◆ Goal of the exercise
Copy every line of the data below word for word, in the same order.

[Begin]

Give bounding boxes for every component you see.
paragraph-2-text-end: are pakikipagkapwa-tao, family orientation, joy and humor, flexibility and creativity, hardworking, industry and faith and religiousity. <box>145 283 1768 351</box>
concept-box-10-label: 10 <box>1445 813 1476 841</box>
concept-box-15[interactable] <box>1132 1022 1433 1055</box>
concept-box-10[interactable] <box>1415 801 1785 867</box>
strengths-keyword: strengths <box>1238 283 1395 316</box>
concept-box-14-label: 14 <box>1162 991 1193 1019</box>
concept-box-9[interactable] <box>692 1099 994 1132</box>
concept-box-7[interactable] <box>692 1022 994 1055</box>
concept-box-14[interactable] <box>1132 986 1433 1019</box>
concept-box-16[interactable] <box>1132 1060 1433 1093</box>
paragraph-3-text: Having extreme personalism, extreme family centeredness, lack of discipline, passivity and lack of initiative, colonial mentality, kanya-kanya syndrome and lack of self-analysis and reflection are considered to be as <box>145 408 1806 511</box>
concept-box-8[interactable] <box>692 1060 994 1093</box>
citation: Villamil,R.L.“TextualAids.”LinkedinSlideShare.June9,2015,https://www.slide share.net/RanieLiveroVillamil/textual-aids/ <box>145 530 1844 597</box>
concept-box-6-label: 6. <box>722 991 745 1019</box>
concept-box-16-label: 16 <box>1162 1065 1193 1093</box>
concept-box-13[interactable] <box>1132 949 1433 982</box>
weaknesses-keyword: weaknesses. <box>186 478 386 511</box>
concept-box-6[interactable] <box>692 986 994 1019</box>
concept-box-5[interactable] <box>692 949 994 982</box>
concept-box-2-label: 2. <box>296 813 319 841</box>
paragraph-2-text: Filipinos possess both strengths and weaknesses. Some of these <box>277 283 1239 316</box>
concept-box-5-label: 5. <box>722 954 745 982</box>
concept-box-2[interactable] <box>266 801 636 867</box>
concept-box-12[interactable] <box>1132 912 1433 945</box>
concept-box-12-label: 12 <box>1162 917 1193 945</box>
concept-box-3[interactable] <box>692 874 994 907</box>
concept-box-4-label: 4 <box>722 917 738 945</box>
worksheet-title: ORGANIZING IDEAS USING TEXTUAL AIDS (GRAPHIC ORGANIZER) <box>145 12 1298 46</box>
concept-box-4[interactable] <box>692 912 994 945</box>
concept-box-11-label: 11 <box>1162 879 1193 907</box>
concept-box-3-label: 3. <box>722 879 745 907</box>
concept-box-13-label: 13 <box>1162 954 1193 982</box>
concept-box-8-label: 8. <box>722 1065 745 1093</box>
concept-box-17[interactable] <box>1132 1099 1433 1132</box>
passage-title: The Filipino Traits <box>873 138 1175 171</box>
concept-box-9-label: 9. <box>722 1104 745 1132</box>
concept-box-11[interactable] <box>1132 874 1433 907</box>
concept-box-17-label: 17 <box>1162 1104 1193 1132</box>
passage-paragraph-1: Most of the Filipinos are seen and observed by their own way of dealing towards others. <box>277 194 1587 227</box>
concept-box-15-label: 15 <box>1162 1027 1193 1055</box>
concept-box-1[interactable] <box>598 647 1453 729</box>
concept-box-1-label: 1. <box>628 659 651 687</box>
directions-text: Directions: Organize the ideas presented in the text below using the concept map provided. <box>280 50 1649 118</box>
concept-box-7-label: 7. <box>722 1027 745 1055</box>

[End]

◆ Solution
Give bounding boxes for every component you see.
paragraph-2-text-end: are pakikipagkapwa-tao, family orientation, joy and humor, flexibility and creativity, hardworking, industry and faith and religiousity. <box>145 283 1768 351</box>
concept-box-10-label: 10 <box>1445 813 1476 841</box>
concept-box-15[interactable] <box>1132 1022 1433 1055</box>
concept-box-10[interactable] <box>1415 801 1785 867</box>
strengths-keyword: strengths <box>1238 283 1395 316</box>
concept-box-14-label: 14 <box>1162 991 1193 1019</box>
concept-box-9[interactable] <box>692 1099 994 1132</box>
concept-box-7[interactable] <box>692 1022 994 1055</box>
concept-box-14[interactable] <box>1132 986 1433 1019</box>
concept-box-16[interactable] <box>1132 1060 1433 1093</box>
paragraph-3-text: Having extreme personalism, extreme family centeredness, lack of discipline, passivity and lack of initiative, colonial mentality, kanya-kanya syndrome and lack of self-analysis and reflection are considered to be as <box>145 408 1806 511</box>
concept-box-8[interactable] <box>692 1060 994 1093</box>
citation: Villamil,R.L.“TextualAids.”LinkedinSlideShare.June9,2015,https://www.slide share.net/RanieLiveroVillamil/textual-aids/ <box>145 530 1844 597</box>
concept-box-6-label: 6. <box>722 991 745 1019</box>
concept-box-16-label: 16 <box>1162 1065 1193 1093</box>
concept-box-13[interactable] <box>1132 949 1433 982</box>
weaknesses-keyword: weaknesses. <box>186 478 386 511</box>
concept-box-6[interactable] <box>692 986 994 1019</box>
concept-box-5[interactable] <box>692 949 994 982</box>
concept-box-2-label: 2. <box>296 813 319 841</box>
paragraph-2-text: Filipinos possess both strengths and weaknesses. Some of these <box>277 283 1239 316</box>
concept-box-5-label: 5. <box>722 954 745 982</box>
concept-box-2[interactable] <box>266 801 636 867</box>
concept-box-12[interactable] <box>1132 912 1433 945</box>
concept-box-12-label: 12 <box>1162 917 1193 945</box>
concept-box-3[interactable] <box>692 874 994 907</box>
concept-box-4-label: 4 <box>722 917 738 945</box>
worksheet-title: ORGANIZING IDEAS USING TEXTUAL AIDS (GRAPHIC ORGANIZER) <box>145 12 1298 46</box>
concept-box-4[interactable] <box>692 912 994 945</box>
concept-box-11-label: 11 <box>1162 879 1193 907</box>
concept-box-3-label: 3. <box>722 879 745 907</box>
concept-box-13-label: 13 <box>1162 954 1193 982</box>
concept-box-8-label: 8. <box>722 1065 745 1093</box>
concept-box-17[interactable] <box>1132 1099 1433 1132</box>
passage-title: The Filipino Traits <box>873 138 1175 171</box>
concept-box-9-label: 9. <box>722 1104 745 1132</box>
concept-box-11[interactable] <box>1132 874 1433 907</box>
concept-box-17-label: 17 <box>1162 1104 1193 1132</box>
passage-paragraph-1: Most of the Filipinos are seen and observed by their own way of dealing towards others. <box>277 194 1587 227</box>
concept-box-15-label: 15 <box>1162 1027 1193 1055</box>
concept-box-1[interactable] <box>598 647 1453 729</box>
concept-box-1-label: 1. <box>628 659 651 687</box>
directions-text: Directions: Organize the ideas presented in the text below using the concept map provided. <box>280 50 1649 118</box>
concept-box-7-label: 7. <box>722 1027 745 1055</box>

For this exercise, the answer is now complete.